• [Record extracts]:

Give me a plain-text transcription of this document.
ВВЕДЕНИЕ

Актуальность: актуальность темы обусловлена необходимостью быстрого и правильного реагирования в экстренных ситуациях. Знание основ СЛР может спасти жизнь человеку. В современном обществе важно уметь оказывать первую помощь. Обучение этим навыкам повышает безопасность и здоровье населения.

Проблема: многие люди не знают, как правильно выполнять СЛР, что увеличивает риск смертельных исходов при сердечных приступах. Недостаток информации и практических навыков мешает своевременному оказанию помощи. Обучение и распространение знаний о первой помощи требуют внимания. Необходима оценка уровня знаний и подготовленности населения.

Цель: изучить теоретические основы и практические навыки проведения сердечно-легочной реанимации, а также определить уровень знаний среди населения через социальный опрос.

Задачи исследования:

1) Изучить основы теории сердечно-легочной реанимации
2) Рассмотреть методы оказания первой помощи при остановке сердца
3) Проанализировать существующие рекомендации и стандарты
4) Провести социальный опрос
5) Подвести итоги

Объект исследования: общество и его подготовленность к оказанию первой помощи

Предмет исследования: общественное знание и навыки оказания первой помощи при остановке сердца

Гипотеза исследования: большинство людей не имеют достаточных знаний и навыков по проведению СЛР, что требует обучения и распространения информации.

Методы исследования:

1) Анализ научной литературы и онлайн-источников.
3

• [Short exercise]: Output all preceding records character for character.

• [Exercise result]:
Give me a plain-text transcription of this document.
ВВЕДЕНИЕ

Актуальность: актуальность темы обусловлена необходимостью быстрого и правильного реагирования в экстренных ситуациях. Знание основ СЛР может спасти жизнь человеку. В современном обществе важно уметь оказывать первую помощь. Обучение этим навыкам повышает безопасность и здоровье населения.

Проблема: многие люди не знают, как правильно выполнять СЛР, что увеличивает риск смертельных исходов при сердечных приступах. Недостаток информации и практических навыков мешает своевременному оказанию помощи. Обучение и распространение знаний о первой помощи требуют внимания. Необходима оценка уровня знаний и подготовленности населения.

Цель: изучить теоретические основы и практические навыки проведения сердечно-легочной реанимации, а также определить уровень знаний среди населения через социальный опрос.

Задачи исследования:

1) Изучить основы теории сердечно-легочной реанимации
2) Рассмотреть методы оказания первой помощи при остановке сердца
3) Проанализировать существующие рекомендации и стандарты
4) Провести социальный опрос
5) Подвести итоги

Объект исследования: общество и его подготовленность к оказанию первой помощи

Предмет исследования: общественное знание и навыки оказания первой помощи при остановке сердца

Гипотеза исследования: большинство людей не имеют достаточных знаний и навыков по проведению СЛР, что требует обучения и распространения информации.

Методы исследования:

1) Анализ научной литературы и онлайн-источников.
3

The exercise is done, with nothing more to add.